----- Dataset content

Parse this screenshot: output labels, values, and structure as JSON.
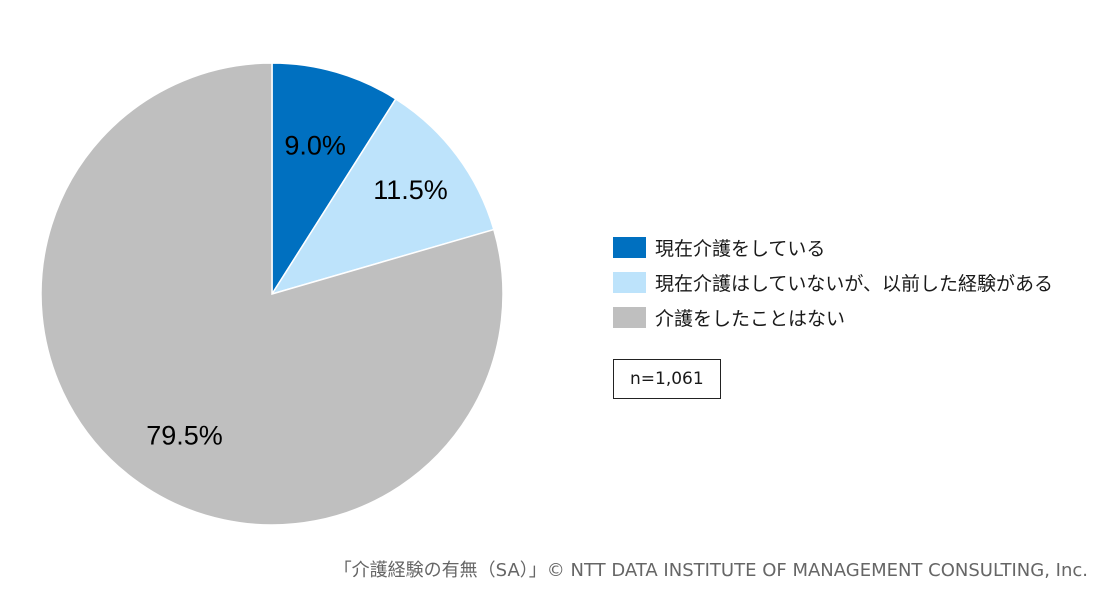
{
  "chart_data": {
    "type": "pie",
    "categories": [
      "現在介護をしている",
      "現在介護はしていないが、以前した経験がある",
      "介護をしたことはない"
    ],
    "values": [
      9.0,
      11.5,
      79.5
    ],
    "value_labels": [
      "9.0%",
      "11.5%",
      "79.5%"
    ],
    "colors": [
      "#0070C0",
      "#BDE3FB",
      "#BFBFBF"
    ],
    "label_colors": [
      "#ffffff",
      "#000000",
      "#000000"
    ],
    "legend_placement": "right",
    "start_angle": "12 o'clock",
    "direction": "clockwise"
  },
  "legend": {
    "items": [
      {
        "label": "現在介護をしている",
        "color": "#0070C0"
      },
      {
        "label": "現在介護はしていないが、以前した経験がある",
        "color": "#BDE3FB"
      },
      {
        "label": "介護をしたことはない",
        "color": "#BFBFBF"
      }
    ]
  },
  "sample_size": "n=1,061",
  "footer": "「介護経験の有無（SA）」© NTT DATA INSTITUTE OF MANAGEMENT CONSULTING, Inc."
}
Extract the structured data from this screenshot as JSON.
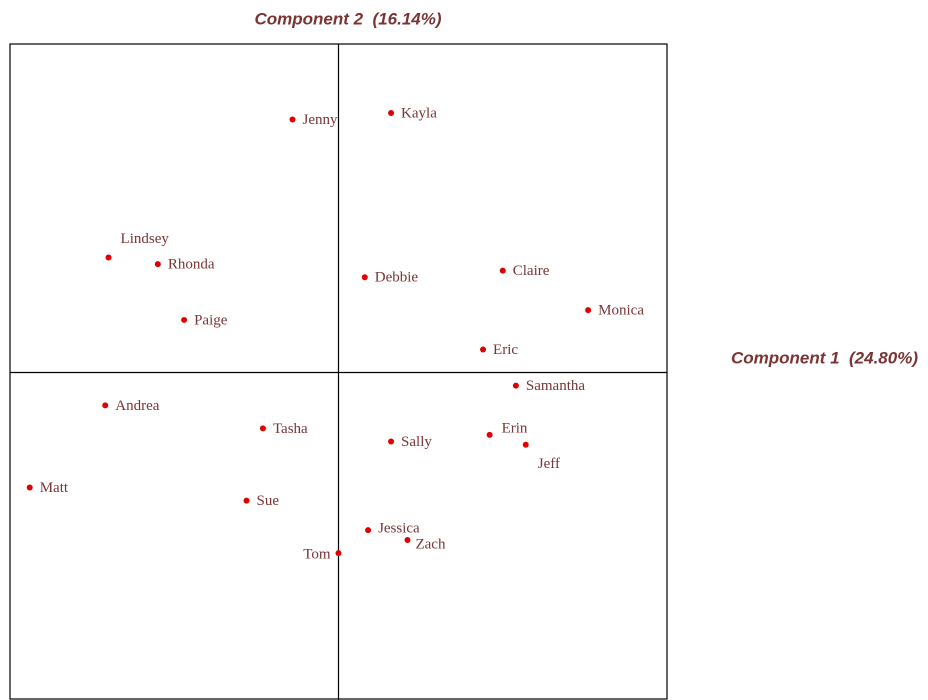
{
  "chart_data": {
    "type": "scatter",
    "x_label": "Component 1  (24.80%)",
    "y_label": "Component 2  (16.14%)",
    "xlim": [
      -1,
      1
    ],
    "ylim": [
      -1,
      1
    ],
    "color": "#e00000",
    "labels": [
      "Jenny",
      "Kayla",
      "Lindsey",
      "Rhonda",
      "Debbie",
      "Claire",
      "Monica",
      "Paige",
      "Eric",
      "Samantha",
      "Andrea",
      "Tasha",
      "Sally",
      "Erin",
      "Jeff",
      "Matt",
      "Sue",
      "Jessica",
      "Zach",
      "Tom"
    ],
    "x": [
      -0.14,
      0.16,
      -0.7,
      -0.55,
      0.08,
      0.5,
      0.76,
      -0.47,
      0.44,
      0.54,
      -0.71,
      -0.23,
      0.16,
      0.46,
      0.57,
      -0.94,
      -0.28,
      0.09,
      0.21,
      0.0
    ],
    "y": [
      0.77,
      0.79,
      0.35,
      0.33,
      0.29,
      0.31,
      0.19,
      0.16,
      0.07,
      -0.04,
      -0.1,
      -0.17,
      -0.21,
      -0.19,
      -0.22,
      -0.35,
      -0.39,
      -0.48,
      -0.51,
      -0.55
    ]
  }
}
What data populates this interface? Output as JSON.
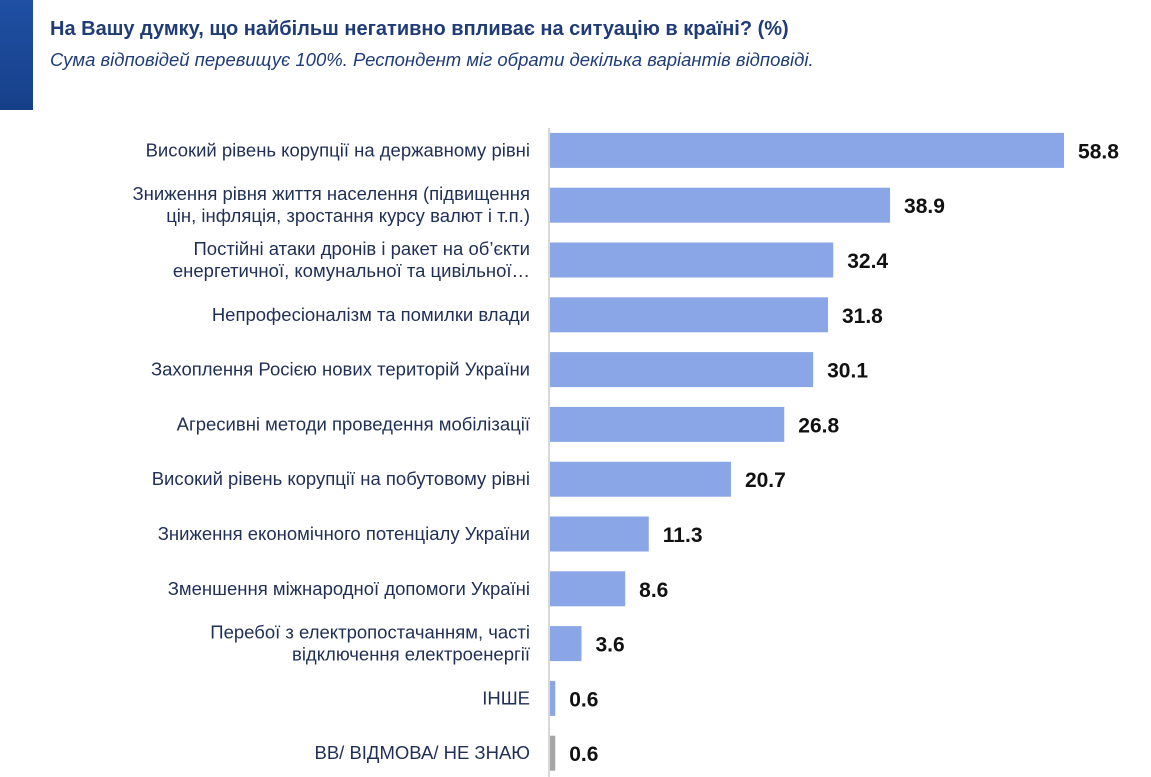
{
  "header": {
    "title": "На Вашу думку, що найбільш негативно впливає на ситуацію в країні? (%)",
    "subtitle": "Сума відповідей перевищує 100%. Респондент міг обрати декілька варіантів відповіді."
  },
  "colors": {
    "accent": "#1f4fa3",
    "bar": "#8aa6e6",
    "bar_no_answer": "#a6a6a6",
    "axis": "#bfbfbf"
  },
  "chart_data": {
    "type": "bar",
    "orientation": "horizontal",
    "title": "На Вашу думку, що найбільш негативно впливає на ситуацію в країні? (%)",
    "subtitle": "Сума відповідей перевищує 100%. Респондент міг обрати декілька варіантів відповіді.",
    "xlim": [
      0,
      62
    ],
    "grid": false,
    "legend": "none",
    "categories": [
      [
        "Високий рівень корупції на державному рівні"
      ],
      [
        "Зниження рівня життя населення (підвищення",
        "цін, інфляція, зростання курсу валют і т.п.)"
      ],
      [
        "Постійні атаки дронів і ракет на об’єкти",
        "енергетичної, комунальної та цивільної…"
      ],
      [
        "Непрофесіоналізм та помилки влади"
      ],
      [
        "Захоплення Росією нових територій України"
      ],
      [
        "Агресивні методи проведення мобілізації"
      ],
      [
        "Високий рівень корупції на побутовому рівні"
      ],
      [
        "Зниження економічного потенціалу України"
      ],
      [
        "Зменшення міжнародної допомоги Україні"
      ],
      [
        "Перебої з електропостачанням, часті",
        "відключення електроенергії"
      ],
      [
        "ІНШЕ"
      ],
      [
        "ВВ/ ВІДМОВА/ НЕ ЗНАЮ"
      ]
    ],
    "values": [
      58.8,
      38.9,
      32.4,
      31.8,
      30.1,
      26.8,
      20.7,
      11.3,
      8.6,
      3.6,
      0.6,
      0.6
    ],
    "value_labels": [
      "58.8",
      "38.9",
      "32.4",
      "31.8",
      "30.1",
      "26.8",
      "20.7",
      "11.3",
      "8.6",
      "3.6",
      "0.6",
      "0.6"
    ]
  }
}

----------

What this task involves ▸ Copy out exactly the lines between the line that contains "What data populates" and the last line of the records, both ends included; leave out every picture.

Result of this task ▸
What data populates this interface? Output as JSON.
{
  "header": {
    "title": "На Вашу думку, що найбільш негативно впливає на ситуацію в країні? (%)",
    "subtitle": "Сума відповідей перевищує 100%. Респондент міг обрати декілька варіантів відповіді."
  },
  "colors": {
    "accent": "#1f4fa3",
    "bar": "#8aa6e6",
    "bar_no_answer": "#a6a6a6",
    "axis": "#bfbfbf"
  },
  "chart_data": {
    "type": "bar",
    "orientation": "horizontal",
    "title": "На Вашу думку, що найбільш негативно впливає на ситуацію в країні? (%)",
    "subtitle": "Сума відповідей перевищує 100%. Респондент міг обрати декілька варіантів відповіді.",
    "xlim": [
      0,
      62
    ],
    "grid": false,
    "legend": "none",
    "categories": [
      [
        "Високий рівень корупції на державному рівні"
      ],
      [
        "Зниження рівня життя населення (підвищення",
        "цін, інфляція, зростання курсу валют і т.п.)"
      ],
      [
        "Постійні атаки дронів і ракет на об’єкти",
        "енергетичної, комунальної та цивільної…"
      ],
      [
        "Непрофесіоналізм та помилки влади"
      ],
      [
        "Захоплення Росією нових територій України"
      ],
      [
        "Агресивні методи проведення мобілізації"
      ],
      [
        "Високий рівень корупції на побутовому рівні"
      ],
      [
        "Зниження економічного потенціалу України"
      ],
      [
        "Зменшення міжнародної допомоги Україні"
      ],
      [
        "Перебої з електропостачанням, часті",
        "відключення електроенергії"
      ],
      [
        "ІНШЕ"
      ],
      [
        "ВВ/ ВІДМОВА/ НЕ ЗНАЮ"
      ]
    ],
    "values": [
      58.8,
      38.9,
      32.4,
      31.8,
      30.1,
      26.8,
      20.7,
      11.3,
      8.6,
      3.6,
      0.6,
      0.6
    ],
    "value_labels": [
      "58.8",
      "38.9",
      "32.4",
      "31.8",
      "30.1",
      "26.8",
      "20.7",
      "11.3",
      "8.6",
      "3.6",
      "0.6",
      "0.6"
    ]
  }
}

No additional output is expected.